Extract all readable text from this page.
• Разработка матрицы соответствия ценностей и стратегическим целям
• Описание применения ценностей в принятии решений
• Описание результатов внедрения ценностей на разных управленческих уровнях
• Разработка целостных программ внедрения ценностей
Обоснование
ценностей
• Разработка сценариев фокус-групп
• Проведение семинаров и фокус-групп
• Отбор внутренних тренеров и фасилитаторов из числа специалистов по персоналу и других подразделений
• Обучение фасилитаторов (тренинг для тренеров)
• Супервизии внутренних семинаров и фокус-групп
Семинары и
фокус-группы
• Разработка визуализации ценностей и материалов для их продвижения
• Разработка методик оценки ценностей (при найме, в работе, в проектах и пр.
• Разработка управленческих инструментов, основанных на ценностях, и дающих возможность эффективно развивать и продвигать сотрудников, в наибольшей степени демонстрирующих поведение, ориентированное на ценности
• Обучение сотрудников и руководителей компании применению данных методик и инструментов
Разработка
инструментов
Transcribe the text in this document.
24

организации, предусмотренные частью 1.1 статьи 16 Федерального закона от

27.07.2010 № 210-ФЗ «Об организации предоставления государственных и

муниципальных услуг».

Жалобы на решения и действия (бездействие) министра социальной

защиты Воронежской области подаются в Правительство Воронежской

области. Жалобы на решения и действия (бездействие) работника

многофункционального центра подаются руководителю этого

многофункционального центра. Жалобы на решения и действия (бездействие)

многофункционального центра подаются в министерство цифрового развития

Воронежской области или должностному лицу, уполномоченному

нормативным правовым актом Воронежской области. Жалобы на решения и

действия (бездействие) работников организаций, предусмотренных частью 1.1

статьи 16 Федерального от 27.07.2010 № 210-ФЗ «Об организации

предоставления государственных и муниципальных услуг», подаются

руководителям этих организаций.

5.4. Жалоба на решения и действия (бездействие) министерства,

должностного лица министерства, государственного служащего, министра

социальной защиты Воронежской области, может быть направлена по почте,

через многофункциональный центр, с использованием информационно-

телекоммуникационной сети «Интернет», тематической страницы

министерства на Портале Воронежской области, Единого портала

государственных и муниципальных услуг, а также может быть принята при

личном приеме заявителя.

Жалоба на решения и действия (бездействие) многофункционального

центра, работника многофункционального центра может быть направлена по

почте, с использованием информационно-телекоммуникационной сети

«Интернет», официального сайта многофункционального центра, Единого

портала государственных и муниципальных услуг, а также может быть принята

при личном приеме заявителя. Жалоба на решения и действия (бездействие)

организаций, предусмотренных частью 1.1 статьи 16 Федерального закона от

——————

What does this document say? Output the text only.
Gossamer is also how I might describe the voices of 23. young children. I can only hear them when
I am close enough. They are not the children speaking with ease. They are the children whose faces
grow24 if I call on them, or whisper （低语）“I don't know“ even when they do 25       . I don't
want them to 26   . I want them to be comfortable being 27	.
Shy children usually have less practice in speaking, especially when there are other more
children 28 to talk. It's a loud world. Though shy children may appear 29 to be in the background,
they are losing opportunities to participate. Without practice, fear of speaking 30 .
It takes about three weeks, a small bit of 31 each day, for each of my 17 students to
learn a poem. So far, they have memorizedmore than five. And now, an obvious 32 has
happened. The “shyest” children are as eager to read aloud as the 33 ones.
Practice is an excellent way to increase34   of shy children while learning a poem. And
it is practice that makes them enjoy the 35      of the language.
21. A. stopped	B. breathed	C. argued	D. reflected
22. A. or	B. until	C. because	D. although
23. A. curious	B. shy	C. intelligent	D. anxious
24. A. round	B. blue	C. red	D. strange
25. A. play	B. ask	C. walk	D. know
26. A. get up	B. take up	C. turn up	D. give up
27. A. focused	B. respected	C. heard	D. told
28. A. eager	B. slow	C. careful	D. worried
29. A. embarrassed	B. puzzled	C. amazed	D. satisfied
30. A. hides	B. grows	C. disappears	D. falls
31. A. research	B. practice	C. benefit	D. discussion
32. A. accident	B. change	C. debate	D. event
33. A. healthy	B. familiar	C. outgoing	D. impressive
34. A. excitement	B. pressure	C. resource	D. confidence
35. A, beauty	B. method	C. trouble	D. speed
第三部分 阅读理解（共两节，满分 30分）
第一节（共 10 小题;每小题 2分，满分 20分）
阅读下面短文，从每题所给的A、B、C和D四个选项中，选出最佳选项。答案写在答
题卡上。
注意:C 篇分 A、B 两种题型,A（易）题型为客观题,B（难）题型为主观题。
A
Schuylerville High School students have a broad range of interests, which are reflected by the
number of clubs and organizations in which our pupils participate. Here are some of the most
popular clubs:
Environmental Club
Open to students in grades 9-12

——————

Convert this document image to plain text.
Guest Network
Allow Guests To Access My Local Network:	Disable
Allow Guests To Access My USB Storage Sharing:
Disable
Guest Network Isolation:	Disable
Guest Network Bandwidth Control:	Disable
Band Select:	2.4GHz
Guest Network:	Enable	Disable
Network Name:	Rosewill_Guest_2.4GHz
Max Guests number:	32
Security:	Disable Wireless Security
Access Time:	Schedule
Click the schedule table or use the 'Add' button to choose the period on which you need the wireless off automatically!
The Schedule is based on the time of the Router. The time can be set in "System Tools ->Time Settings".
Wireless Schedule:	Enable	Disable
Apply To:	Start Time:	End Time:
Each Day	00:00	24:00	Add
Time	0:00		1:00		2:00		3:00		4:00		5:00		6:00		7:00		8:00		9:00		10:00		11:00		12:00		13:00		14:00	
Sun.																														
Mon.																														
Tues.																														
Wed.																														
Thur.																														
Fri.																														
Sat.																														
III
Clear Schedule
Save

——————

- WHAT IS ASKED
Within the entries above, work out how many lines contain the word "может". The number alone is the answer.

- TASK RESULT
4